Figure contents as structured data:
----
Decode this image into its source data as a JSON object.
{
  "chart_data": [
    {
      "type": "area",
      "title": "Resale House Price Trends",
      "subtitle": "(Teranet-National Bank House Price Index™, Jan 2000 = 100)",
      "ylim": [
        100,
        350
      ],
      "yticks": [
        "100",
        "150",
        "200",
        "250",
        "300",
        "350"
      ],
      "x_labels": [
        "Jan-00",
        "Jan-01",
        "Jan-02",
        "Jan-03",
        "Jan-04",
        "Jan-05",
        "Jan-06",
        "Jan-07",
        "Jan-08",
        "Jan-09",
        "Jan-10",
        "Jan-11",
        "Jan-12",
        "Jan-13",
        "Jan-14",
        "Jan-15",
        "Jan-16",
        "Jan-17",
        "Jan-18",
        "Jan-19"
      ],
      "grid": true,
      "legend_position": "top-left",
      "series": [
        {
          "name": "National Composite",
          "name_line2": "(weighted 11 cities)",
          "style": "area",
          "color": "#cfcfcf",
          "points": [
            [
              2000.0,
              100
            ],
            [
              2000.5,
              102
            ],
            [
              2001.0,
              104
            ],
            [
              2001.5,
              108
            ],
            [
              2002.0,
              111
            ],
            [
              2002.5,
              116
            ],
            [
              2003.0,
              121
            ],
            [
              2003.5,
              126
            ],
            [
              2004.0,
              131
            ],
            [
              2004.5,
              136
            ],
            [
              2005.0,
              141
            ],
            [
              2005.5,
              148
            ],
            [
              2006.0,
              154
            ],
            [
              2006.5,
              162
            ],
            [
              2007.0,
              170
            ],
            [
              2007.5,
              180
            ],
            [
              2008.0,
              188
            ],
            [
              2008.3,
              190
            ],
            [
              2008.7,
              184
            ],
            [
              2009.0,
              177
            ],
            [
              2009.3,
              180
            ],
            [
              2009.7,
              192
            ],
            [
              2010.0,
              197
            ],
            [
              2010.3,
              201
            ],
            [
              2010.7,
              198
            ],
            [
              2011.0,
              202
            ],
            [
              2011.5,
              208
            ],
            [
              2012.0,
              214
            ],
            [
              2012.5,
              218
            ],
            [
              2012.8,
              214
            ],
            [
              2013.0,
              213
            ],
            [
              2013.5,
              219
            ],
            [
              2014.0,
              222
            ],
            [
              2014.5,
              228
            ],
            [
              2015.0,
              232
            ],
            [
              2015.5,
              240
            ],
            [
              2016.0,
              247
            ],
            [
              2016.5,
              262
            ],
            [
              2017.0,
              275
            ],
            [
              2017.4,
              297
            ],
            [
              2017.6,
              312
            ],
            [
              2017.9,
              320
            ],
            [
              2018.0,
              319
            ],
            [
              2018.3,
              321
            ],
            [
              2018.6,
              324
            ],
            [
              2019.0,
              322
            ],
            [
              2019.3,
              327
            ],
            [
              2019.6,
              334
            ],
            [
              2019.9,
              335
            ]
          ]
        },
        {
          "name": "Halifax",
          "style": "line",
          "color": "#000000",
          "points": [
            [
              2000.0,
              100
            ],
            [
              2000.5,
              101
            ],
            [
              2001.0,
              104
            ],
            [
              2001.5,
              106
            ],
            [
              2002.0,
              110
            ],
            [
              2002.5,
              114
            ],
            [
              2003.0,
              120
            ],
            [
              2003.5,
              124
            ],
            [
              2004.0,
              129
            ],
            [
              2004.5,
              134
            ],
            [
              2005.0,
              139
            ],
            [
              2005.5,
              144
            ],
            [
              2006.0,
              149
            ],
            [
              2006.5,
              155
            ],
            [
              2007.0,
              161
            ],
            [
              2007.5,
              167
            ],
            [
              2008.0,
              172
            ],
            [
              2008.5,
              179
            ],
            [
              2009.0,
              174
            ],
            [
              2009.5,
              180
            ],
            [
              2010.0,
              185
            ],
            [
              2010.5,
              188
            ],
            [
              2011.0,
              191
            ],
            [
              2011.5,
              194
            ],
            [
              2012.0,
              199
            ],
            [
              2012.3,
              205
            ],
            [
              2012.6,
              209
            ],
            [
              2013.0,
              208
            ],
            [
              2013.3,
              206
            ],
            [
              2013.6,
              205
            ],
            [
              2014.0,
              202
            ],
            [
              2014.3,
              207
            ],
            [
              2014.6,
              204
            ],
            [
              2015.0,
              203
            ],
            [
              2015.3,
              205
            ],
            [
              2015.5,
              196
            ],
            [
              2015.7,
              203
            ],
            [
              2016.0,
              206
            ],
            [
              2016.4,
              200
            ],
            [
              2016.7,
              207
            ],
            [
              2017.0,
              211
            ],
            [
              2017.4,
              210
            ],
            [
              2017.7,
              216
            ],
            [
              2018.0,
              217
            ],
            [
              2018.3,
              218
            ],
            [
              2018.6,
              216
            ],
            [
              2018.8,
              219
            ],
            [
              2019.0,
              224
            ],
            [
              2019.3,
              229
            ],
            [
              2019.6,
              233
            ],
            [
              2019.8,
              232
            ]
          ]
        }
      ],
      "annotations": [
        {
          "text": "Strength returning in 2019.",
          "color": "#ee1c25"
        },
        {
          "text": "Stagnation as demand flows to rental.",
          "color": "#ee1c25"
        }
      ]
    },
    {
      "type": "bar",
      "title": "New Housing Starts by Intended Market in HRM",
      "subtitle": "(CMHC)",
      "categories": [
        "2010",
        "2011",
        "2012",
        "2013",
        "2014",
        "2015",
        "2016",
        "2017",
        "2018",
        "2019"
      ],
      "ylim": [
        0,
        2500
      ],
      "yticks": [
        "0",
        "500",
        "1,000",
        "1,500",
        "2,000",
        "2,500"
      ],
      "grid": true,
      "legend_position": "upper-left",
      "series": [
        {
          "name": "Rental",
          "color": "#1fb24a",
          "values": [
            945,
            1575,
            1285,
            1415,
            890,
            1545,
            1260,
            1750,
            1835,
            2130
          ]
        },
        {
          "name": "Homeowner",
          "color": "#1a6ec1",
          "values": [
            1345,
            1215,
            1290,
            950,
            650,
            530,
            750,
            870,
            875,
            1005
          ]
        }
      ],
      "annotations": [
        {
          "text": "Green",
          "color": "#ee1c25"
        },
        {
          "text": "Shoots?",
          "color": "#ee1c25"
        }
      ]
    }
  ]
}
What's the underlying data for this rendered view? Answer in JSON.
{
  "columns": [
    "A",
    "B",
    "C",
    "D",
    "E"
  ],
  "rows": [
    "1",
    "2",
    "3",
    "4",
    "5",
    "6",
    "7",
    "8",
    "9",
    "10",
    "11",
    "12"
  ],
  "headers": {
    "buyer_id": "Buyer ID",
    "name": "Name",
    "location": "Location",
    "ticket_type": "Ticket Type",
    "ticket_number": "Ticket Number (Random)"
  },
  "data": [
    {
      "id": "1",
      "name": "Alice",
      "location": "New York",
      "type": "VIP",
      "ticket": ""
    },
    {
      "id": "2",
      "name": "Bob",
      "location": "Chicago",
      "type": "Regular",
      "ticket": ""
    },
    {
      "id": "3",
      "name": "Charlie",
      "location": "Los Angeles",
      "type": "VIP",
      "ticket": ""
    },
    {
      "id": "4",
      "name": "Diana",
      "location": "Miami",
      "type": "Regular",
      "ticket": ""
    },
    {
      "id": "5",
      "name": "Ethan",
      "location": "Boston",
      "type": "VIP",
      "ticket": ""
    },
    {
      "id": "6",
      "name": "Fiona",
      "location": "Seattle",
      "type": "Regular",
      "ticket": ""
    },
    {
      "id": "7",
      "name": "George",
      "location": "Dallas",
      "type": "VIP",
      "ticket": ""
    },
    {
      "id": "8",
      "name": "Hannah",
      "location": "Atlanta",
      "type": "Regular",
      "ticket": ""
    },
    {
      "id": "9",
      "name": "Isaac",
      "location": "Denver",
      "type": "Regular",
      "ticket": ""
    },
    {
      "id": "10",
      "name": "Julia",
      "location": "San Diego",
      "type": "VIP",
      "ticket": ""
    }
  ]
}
----
EXERCISE AIM →
Identify each line containing the string "this" and copy it out.

FINAL RESULT →
Decode this image into its source data as a JSON object.
What's the underlying data for this rendered view? Answer in JSON.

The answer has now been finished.